## Instruction
Go through the entries below and collect each line with the string "name" in it.

================================

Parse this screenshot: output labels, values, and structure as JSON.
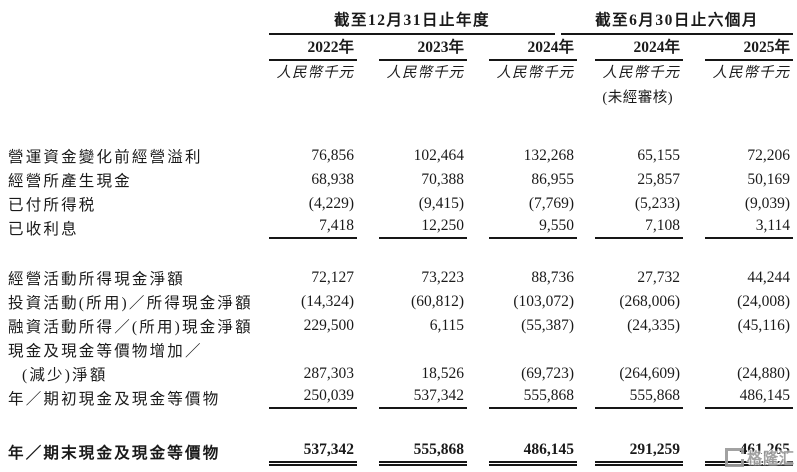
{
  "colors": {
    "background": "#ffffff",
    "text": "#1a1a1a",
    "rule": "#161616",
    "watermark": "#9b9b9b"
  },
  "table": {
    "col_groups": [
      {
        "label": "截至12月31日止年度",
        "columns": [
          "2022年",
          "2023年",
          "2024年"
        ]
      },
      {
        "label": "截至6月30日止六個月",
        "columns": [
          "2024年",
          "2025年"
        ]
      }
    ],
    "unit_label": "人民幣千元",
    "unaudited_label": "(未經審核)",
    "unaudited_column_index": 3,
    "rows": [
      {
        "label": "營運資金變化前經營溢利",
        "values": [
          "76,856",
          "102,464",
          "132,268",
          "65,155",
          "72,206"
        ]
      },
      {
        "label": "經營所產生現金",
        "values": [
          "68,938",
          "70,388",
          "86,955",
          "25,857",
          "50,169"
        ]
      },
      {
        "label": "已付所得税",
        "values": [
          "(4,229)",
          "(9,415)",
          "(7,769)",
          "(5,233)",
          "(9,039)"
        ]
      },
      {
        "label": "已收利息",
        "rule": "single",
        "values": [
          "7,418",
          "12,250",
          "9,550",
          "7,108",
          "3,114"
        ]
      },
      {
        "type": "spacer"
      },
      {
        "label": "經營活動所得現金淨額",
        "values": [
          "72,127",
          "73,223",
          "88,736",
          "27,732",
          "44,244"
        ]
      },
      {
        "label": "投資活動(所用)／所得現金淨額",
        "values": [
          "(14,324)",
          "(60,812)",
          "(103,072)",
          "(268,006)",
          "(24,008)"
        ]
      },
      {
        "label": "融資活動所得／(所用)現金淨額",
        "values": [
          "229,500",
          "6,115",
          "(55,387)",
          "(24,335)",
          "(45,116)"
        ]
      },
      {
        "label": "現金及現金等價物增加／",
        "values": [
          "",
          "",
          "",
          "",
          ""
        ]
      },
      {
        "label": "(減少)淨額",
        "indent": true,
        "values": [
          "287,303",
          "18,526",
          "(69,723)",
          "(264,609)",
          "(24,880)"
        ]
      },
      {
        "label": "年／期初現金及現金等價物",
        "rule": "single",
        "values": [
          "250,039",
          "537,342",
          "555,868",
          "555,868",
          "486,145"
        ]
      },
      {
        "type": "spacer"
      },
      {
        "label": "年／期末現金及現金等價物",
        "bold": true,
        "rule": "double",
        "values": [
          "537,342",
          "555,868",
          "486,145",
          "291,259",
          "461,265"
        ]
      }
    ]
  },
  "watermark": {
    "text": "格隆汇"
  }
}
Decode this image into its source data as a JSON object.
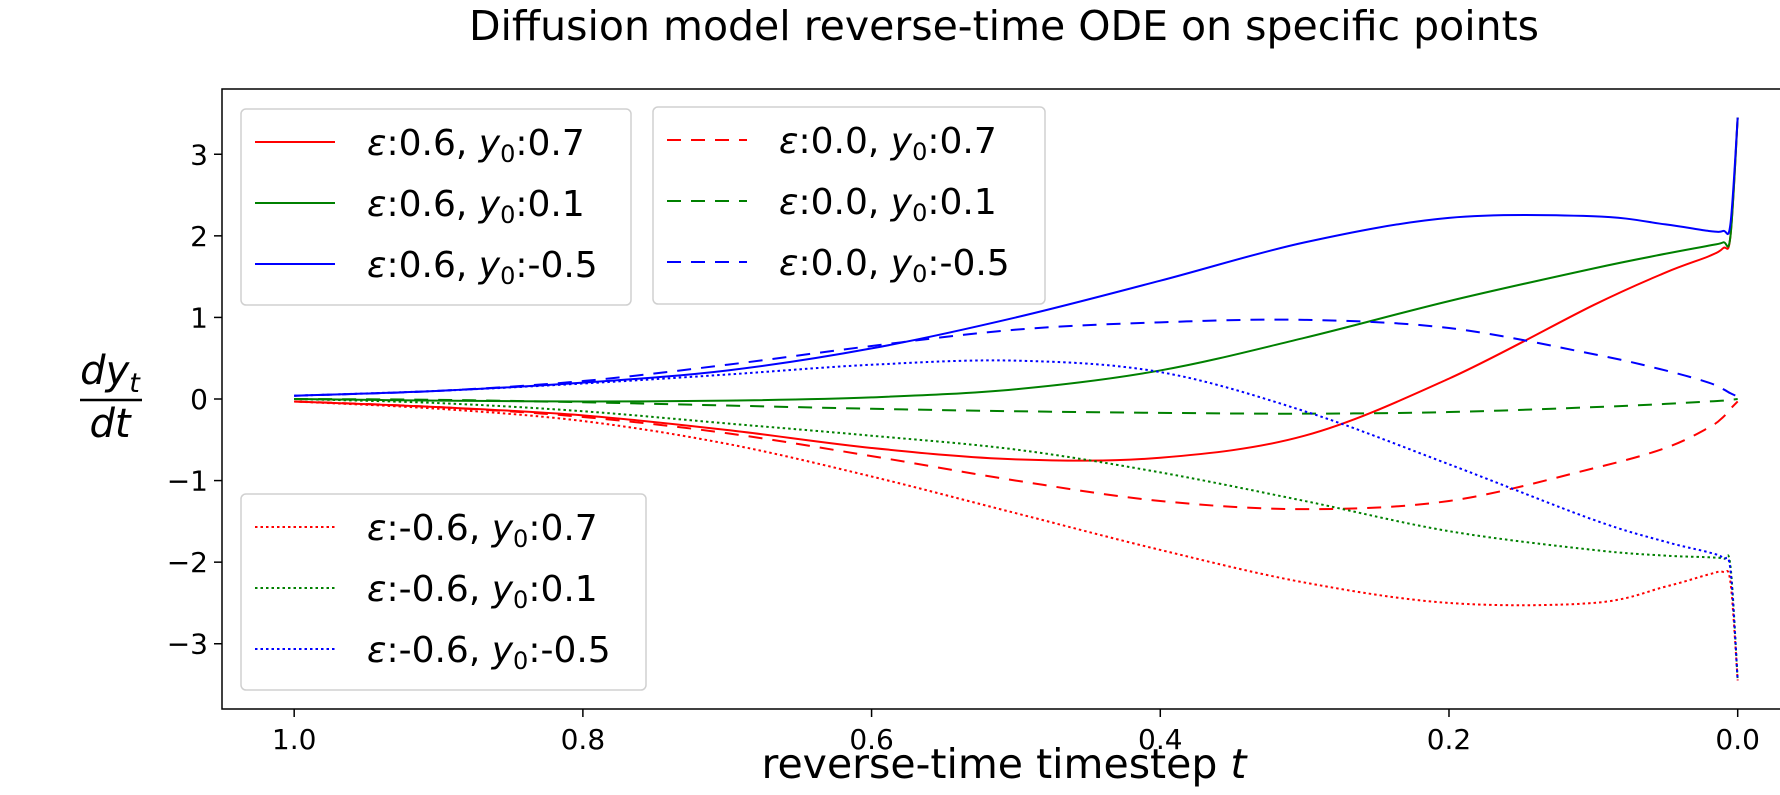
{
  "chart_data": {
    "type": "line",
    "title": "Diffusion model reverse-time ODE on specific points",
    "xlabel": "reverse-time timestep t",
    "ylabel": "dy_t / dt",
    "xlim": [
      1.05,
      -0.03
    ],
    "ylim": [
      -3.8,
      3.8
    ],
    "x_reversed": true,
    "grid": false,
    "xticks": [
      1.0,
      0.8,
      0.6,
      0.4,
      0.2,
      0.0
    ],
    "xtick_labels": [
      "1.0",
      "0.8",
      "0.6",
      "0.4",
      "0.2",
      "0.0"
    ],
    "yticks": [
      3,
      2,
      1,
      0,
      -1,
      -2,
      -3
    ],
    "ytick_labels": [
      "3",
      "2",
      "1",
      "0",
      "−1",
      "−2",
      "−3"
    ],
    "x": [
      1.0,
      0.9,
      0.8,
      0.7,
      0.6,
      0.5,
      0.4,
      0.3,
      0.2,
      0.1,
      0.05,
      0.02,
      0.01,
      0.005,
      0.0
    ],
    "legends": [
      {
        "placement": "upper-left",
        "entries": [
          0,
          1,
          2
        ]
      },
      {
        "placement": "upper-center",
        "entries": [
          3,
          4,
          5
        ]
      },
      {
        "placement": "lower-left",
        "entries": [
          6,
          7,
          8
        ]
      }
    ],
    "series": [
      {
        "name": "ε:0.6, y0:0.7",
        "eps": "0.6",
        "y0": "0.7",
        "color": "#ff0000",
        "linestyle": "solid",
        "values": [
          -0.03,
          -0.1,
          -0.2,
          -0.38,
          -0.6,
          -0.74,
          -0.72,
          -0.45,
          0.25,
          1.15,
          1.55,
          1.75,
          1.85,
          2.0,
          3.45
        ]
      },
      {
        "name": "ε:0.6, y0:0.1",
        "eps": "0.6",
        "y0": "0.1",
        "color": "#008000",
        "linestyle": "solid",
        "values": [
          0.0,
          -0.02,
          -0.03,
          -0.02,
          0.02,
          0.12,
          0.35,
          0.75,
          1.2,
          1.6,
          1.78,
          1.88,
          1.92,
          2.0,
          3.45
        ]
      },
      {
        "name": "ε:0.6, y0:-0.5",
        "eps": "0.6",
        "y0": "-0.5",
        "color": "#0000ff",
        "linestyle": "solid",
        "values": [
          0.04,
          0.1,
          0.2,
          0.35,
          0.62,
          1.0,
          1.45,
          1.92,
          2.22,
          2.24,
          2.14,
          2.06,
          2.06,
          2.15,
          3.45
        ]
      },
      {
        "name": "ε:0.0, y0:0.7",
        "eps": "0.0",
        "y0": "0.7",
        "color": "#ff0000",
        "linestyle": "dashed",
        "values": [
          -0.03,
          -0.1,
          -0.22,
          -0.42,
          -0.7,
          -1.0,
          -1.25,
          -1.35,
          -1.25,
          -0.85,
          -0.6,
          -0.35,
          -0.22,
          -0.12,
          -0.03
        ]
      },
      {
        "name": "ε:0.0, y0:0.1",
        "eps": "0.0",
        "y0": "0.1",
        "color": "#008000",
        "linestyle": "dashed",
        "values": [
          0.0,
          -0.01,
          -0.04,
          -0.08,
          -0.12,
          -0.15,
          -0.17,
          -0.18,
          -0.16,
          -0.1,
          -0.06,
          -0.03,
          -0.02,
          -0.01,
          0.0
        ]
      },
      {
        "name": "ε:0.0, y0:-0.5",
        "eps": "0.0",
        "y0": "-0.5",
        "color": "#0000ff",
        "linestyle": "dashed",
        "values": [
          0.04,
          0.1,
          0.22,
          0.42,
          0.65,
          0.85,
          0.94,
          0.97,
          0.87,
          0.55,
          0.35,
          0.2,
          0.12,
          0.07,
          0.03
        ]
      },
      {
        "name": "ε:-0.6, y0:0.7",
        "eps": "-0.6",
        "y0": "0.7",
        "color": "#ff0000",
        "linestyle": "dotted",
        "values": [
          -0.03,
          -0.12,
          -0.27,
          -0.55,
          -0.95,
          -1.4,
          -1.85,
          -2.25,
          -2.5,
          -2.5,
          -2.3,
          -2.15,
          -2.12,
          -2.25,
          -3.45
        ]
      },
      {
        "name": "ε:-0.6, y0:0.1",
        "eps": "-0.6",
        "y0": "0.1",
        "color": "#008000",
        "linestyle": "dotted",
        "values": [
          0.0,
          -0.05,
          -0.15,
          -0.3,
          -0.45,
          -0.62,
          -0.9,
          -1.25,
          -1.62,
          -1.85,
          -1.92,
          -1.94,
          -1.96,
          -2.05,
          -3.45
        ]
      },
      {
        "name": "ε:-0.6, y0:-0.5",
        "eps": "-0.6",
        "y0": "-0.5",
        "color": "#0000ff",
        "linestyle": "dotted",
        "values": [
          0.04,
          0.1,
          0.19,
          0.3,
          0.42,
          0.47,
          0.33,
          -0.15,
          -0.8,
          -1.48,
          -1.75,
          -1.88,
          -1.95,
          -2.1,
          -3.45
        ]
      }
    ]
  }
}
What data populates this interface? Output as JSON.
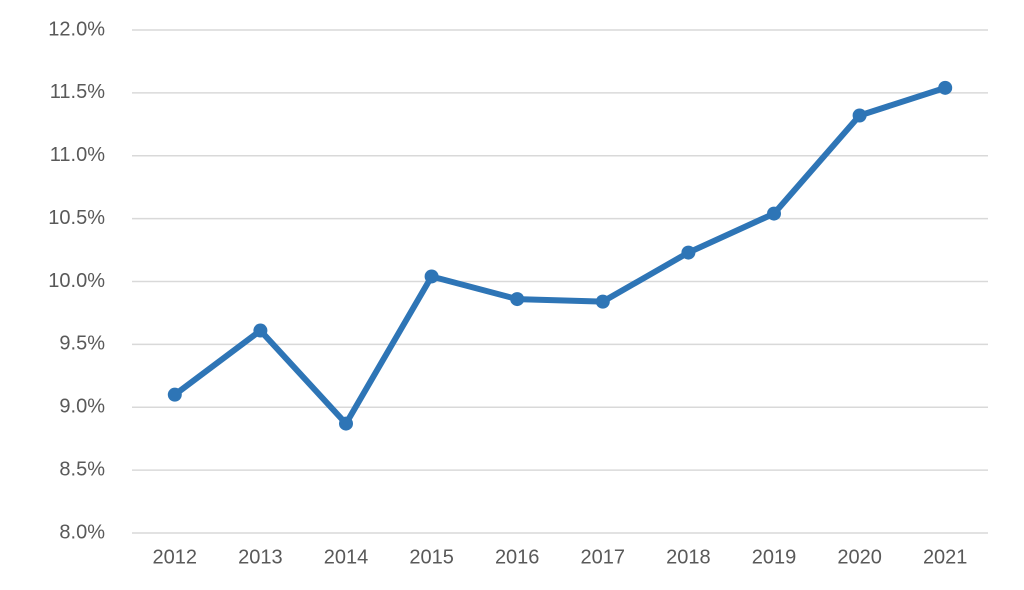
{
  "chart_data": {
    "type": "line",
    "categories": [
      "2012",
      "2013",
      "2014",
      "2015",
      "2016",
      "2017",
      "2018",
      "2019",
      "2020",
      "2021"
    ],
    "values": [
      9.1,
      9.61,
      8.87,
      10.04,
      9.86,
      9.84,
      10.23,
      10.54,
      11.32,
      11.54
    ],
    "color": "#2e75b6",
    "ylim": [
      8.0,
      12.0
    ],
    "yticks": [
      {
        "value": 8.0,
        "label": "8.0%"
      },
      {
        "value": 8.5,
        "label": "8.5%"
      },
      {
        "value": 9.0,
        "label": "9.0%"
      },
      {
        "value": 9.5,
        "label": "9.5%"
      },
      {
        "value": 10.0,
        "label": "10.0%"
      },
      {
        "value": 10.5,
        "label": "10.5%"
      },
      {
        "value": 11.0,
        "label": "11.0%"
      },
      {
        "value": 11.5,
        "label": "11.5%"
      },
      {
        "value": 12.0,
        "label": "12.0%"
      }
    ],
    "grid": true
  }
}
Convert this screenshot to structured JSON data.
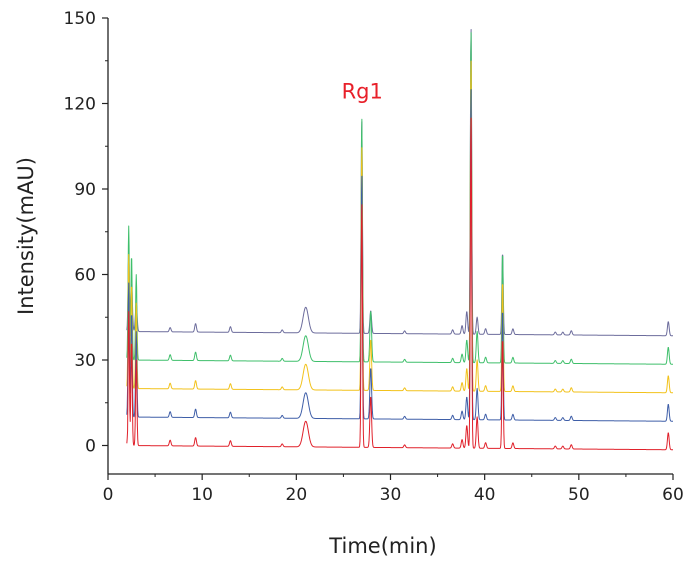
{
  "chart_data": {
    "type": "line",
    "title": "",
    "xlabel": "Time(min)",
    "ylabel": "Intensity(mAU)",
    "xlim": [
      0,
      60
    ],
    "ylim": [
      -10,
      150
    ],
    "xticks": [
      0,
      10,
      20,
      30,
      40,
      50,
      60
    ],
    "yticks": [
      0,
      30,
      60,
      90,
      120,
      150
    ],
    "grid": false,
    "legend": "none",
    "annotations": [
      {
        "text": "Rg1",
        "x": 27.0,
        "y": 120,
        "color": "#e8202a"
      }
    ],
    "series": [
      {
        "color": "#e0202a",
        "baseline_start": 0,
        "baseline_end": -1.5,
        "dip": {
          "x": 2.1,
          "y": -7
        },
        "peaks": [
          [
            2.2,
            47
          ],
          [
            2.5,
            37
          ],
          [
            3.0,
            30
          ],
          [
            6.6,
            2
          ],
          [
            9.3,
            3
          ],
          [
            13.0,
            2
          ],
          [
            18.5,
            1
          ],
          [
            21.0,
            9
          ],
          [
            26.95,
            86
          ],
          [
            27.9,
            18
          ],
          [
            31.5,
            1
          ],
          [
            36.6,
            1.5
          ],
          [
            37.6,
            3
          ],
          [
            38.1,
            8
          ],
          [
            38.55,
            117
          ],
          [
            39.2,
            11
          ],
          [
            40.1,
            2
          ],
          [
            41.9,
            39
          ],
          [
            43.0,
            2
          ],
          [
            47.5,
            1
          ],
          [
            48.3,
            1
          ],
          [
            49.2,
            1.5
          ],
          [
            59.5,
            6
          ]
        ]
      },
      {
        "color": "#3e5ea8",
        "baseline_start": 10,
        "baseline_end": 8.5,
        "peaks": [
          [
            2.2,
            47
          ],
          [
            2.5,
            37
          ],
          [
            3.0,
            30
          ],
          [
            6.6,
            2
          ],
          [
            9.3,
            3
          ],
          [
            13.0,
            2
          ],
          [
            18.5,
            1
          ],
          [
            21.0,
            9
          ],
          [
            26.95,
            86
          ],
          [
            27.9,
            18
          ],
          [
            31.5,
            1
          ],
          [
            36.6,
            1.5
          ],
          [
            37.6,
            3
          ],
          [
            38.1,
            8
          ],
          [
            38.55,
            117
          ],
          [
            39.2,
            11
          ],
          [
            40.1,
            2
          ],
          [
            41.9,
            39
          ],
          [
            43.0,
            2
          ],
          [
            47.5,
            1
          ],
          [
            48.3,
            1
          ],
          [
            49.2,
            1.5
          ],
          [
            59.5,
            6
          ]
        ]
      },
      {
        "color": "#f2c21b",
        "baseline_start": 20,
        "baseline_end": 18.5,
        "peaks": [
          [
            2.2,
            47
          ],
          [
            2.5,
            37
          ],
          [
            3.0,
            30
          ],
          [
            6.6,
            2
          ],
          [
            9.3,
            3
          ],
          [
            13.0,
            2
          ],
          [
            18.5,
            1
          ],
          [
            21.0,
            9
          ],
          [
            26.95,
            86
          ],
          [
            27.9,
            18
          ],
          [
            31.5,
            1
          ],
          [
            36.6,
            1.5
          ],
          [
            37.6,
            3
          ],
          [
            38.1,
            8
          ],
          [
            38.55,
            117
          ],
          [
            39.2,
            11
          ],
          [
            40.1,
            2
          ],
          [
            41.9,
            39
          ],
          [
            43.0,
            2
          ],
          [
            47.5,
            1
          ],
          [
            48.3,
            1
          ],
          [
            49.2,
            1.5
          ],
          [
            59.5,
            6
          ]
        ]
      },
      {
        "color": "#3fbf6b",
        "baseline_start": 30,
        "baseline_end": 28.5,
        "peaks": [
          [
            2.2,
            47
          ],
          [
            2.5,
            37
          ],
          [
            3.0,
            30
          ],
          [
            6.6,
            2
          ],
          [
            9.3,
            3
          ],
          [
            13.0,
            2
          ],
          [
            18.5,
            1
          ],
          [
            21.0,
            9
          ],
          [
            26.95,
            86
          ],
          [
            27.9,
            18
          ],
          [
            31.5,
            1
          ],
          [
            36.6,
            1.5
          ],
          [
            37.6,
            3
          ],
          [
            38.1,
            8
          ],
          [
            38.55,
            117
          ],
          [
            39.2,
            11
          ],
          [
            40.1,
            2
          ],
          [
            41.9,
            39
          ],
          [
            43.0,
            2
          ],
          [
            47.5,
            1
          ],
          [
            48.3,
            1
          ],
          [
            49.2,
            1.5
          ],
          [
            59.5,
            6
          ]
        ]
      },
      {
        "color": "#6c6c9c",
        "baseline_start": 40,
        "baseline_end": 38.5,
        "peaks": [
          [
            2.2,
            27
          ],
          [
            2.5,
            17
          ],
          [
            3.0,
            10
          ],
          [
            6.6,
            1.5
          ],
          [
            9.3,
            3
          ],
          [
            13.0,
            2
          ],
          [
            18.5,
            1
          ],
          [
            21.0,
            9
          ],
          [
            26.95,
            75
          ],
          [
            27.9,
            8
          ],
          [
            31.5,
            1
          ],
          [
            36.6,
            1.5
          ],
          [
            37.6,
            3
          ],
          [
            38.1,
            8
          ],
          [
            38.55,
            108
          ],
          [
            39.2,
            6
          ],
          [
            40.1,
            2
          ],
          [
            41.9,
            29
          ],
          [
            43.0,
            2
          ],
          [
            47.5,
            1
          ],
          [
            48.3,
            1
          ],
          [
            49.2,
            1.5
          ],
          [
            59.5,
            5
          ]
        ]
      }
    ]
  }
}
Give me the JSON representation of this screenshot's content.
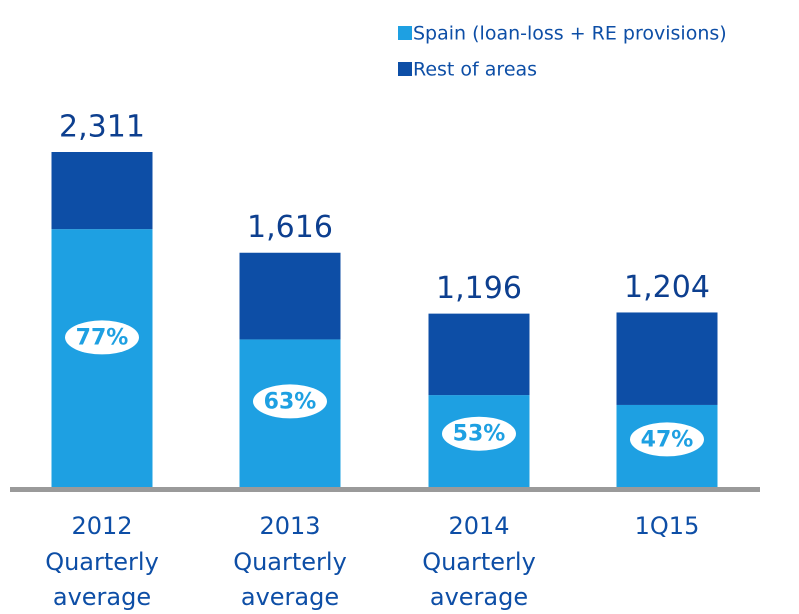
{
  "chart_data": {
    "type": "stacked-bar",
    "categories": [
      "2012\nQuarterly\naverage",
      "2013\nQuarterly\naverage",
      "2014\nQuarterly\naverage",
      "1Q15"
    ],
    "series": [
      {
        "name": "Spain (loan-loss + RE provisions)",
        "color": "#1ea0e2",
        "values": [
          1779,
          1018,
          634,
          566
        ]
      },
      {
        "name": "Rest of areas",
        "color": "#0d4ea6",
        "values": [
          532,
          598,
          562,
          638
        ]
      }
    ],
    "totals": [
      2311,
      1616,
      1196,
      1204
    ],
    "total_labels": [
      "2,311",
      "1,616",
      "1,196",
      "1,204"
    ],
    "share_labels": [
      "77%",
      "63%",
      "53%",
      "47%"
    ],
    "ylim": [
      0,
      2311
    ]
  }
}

================================

## Response to the task
        "name": "ε:0.6, y0:0.7",
        "name": "ε:0.6, y0:0.1",
        "name": "ε:0.6, y0:-0.5",
        "name": "ε:0.0, y0:0.7",
        "name": "ε:0.0, y0:0.1",
        "name": "ε:0.0, y0:-0.5",
        "name": "ε:-0.6, y0:0.7",
        "name": "ε:-0.6, y0:0.1",
        "name": "ε:-0.6, y0:-0.5",
        "name": "Spain (loan-loss + RE provisions)",
        "name": "Rest of areas",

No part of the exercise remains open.